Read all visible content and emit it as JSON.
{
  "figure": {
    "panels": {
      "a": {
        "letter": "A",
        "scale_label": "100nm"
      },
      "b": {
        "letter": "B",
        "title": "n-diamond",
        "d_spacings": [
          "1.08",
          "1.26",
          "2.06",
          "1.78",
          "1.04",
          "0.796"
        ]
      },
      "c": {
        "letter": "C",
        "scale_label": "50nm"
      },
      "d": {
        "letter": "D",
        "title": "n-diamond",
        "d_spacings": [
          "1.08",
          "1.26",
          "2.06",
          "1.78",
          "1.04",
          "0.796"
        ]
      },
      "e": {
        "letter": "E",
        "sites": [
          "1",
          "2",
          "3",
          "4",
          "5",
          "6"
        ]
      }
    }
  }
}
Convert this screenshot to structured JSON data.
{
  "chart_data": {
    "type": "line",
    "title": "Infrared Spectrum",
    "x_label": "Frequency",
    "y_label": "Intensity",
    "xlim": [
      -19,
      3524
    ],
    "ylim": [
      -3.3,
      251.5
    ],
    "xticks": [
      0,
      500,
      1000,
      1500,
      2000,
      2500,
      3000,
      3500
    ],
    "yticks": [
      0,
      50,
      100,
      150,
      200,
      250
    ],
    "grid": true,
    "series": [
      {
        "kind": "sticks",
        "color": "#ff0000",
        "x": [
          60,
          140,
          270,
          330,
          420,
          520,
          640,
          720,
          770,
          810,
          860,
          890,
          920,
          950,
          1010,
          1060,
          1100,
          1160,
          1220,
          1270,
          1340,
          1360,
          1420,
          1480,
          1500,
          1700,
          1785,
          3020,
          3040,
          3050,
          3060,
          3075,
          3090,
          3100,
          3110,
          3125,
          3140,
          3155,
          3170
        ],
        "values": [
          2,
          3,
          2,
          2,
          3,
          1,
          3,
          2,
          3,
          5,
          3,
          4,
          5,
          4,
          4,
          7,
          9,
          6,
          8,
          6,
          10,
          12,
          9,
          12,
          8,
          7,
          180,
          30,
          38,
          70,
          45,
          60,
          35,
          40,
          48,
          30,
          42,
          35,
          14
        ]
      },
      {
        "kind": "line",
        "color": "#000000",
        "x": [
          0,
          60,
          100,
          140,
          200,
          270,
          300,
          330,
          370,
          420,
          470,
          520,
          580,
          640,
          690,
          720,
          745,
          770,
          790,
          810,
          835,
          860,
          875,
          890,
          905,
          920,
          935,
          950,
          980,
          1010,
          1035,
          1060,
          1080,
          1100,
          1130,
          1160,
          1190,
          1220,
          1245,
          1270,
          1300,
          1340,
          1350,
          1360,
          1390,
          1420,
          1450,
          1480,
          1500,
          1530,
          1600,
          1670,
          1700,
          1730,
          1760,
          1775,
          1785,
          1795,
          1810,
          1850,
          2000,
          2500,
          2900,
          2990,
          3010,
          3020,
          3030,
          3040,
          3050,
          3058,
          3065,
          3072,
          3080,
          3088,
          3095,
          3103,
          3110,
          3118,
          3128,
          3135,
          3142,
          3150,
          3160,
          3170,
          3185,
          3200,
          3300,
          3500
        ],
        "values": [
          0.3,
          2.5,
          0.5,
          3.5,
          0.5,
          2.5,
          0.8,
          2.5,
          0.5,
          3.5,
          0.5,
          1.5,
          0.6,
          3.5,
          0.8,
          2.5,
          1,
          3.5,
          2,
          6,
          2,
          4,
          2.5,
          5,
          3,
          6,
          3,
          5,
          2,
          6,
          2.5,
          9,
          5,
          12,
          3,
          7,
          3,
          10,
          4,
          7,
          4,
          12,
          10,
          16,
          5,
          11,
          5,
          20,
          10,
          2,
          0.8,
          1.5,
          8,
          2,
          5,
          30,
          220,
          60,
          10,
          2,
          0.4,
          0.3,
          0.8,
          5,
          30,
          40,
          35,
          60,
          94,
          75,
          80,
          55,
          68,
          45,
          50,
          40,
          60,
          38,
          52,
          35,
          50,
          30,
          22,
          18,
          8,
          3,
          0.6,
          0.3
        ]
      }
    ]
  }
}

· · ·

**GIVEN TASK**.
Collect every line above that contains the word "JSON".

**ANSWER TO THIS EXERCISE**.
Read all visible content and emit it as JSON.
Convert this screenshot to structured JSON data.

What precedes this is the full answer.